Do not carry the pictures over; copy every other part of the entries exactly.

:::

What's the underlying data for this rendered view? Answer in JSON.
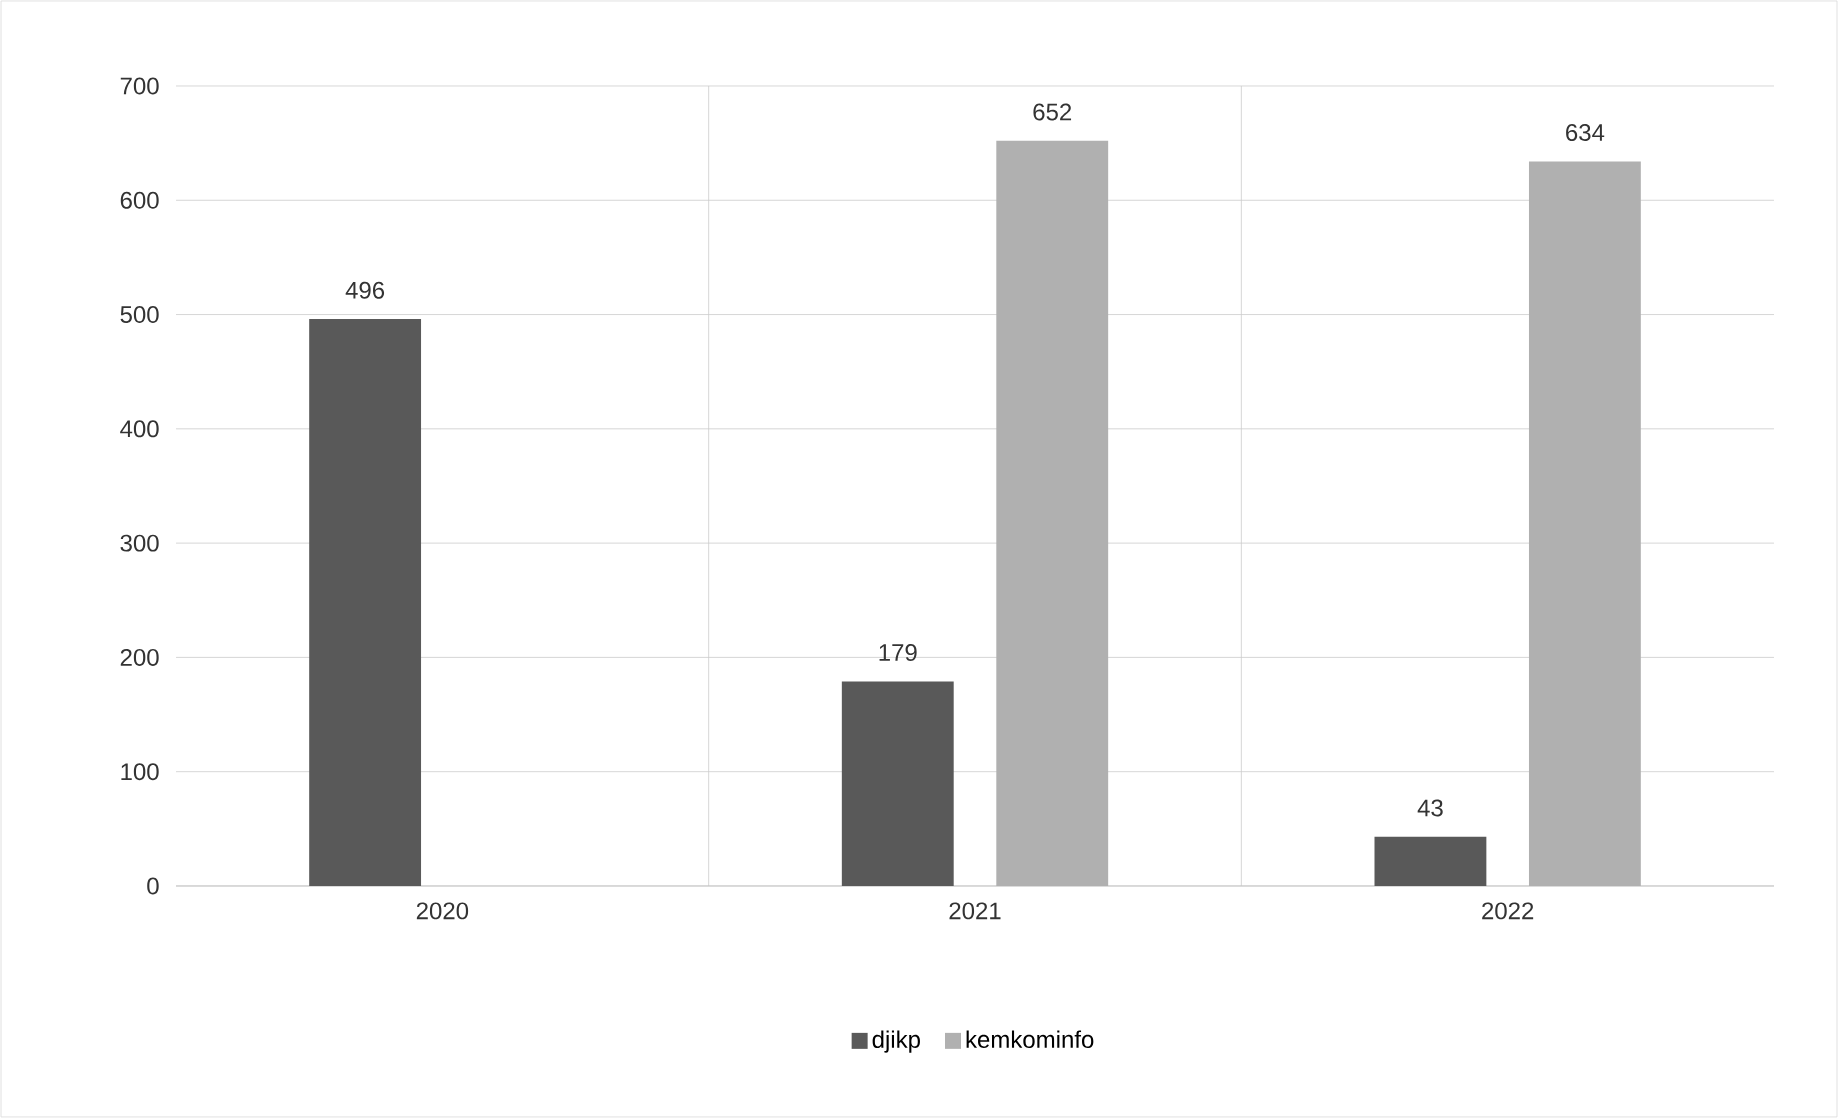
{
  "chart_data": {
    "type": "bar",
    "categories": [
      "2020",
      "2021",
      "2022"
    ],
    "series": [
      {
        "name": "djikp",
        "color": "#595959",
        "values": [
          496,
          179,
          43
        ]
      },
      {
        "name": "kemkominfo",
        "color": "#b0b0b0",
        "values": [
          null,
          652,
          634
        ]
      }
    ],
    "ylim": [
      0,
      700
    ],
    "yticks": [
      0,
      100,
      200,
      300,
      400,
      500,
      600,
      700
    ],
    "grid": true,
    "legend": "bottom",
    "data_labels": true
  }
}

:::

WRITTEN RESPONSE:
What's the underlying data for this rendered view? Answer in JSON.
{
  "chart_data": {
    "type": "bar",
    "categories": [
      "2020",
      "2021",
      "2022"
    ],
    "series": [
      {
        "name": "djikp",
        "color": "#595959",
        "values": [
          496,
          179,
          43
        ]
      },
      {
        "name": "kemkominfo",
        "color": "#b0b0b0",
        "values": [
          null,
          652,
          634
        ]
      }
    ],
    "ylim": [
      0,
      700
    ],
    "yticks": [
      0,
      100,
      200,
      300,
      400,
      500,
      600,
      700
    ],
    "grid": true,
    "legend": "bottom",
    "data_labels": true
  }
}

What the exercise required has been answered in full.